• **Set tasks**
**1)** Print, word for word, the part of the Schema.org passage that opens with the words containing "Structured data enables" and closes with "in your pages.".
**2)** Proceed with the Schema.org passage, picking up after its final sentence.

* begin Passage *

Structured data enables you to create websites that are more easily findable and searchable by search engines and machines. Schema.org creates an on-page, structured data markup schema that helps search engines understand the information on web pages and provide richer search results.

The final part of this series describes some of the tools you can use to implement Schema.org on your site. We’ll look at example of three different types of tools, including tools that:

  • Interactively guide you to add structured data to your plain HTML.
  • Validate the structured data in your pages.
  • Let developers parse the structured data from such pages.

Because Schema.org is open source (Apache license), maintained by the W3C Schema.org Community Group, you can use it without being locked into a proprietary tool. You can also automate the process of keeping up with developments.

* end Passage *
* begin Data rows *

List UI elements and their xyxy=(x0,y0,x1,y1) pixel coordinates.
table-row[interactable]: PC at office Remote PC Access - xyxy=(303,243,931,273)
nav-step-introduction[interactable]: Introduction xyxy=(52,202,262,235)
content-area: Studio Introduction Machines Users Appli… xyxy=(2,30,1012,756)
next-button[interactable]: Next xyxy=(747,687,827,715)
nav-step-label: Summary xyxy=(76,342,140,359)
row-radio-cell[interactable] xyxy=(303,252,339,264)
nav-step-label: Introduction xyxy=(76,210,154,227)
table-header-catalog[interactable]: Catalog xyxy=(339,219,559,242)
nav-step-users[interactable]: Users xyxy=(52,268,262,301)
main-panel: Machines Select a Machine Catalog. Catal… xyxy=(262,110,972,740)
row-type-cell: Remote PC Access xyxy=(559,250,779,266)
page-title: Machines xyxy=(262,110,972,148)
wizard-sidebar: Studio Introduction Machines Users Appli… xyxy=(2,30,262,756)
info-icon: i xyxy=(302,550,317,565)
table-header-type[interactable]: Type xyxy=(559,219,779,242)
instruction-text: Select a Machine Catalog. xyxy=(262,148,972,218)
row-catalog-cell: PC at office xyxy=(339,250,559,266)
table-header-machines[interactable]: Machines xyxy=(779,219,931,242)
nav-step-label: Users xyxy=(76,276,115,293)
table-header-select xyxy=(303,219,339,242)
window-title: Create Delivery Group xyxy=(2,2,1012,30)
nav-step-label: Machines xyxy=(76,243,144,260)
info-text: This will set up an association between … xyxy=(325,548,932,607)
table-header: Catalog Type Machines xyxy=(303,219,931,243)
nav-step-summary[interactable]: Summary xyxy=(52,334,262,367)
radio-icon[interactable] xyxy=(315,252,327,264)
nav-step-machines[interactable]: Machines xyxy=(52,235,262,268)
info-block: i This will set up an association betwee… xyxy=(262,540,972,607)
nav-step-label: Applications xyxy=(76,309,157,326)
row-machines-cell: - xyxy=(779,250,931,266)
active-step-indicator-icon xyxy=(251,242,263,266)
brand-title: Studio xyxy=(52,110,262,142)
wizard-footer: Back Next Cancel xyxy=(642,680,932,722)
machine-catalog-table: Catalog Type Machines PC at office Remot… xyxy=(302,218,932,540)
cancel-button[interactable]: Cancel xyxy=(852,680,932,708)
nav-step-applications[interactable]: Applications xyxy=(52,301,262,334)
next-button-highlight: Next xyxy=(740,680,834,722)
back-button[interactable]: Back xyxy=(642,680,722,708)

* end Data rows *

• **Results by task**
**1)**
Structured data enables you to create websites that are more easily findable and searchable by search engines and machines. Schema.org creates an on-page, structured data markup schema that helps search engines understand the information on web pages and provide richer search results.

The final part of this series describes some of the tools you can use to implement Schema.org on your site. We’ll look at example of three different types of tools, including tools that:

  • Interactively guide you to add structured data to your plain HTML.
  • Validate the structured data in your pages.

**2)**
Generating structured data

Many popular content management systems, including WordPress, Drupal, and Joomla, have plugins that simplify Schema.org output. If your CMS doesn’t have a handy plugin, or if you are generating pages directly, Google’s Structured Data Markup Helper is a useful tool.

The Structured Data Markup Helper allows you to enter content suitable to several key areas of the Schema.org vocabulary. It also permits you to get an updated version with structured data that you can refine and use. Furthermore, the helper works to generate HTML-formatted email. You can either point it at HTML you’ve already published, or paste HTML into a provided text area. Figure 1 shows the helper after some HTML for a book club event page has been pasted into it.

Figure 1. Structured Data Markup Helper
Front page of Structured Data Markup Helper

After pasting in the text above, I click Start Tagging and get the workspace shown in Figure 2.

Figure 2. Structured Data Markup Helper workspace
Main workspace of Structured Data Markup Helper

From this workspace, I can select parts of the content in the HTML preview to the left and create Schema.org markup for them, from the subset offered by the helper.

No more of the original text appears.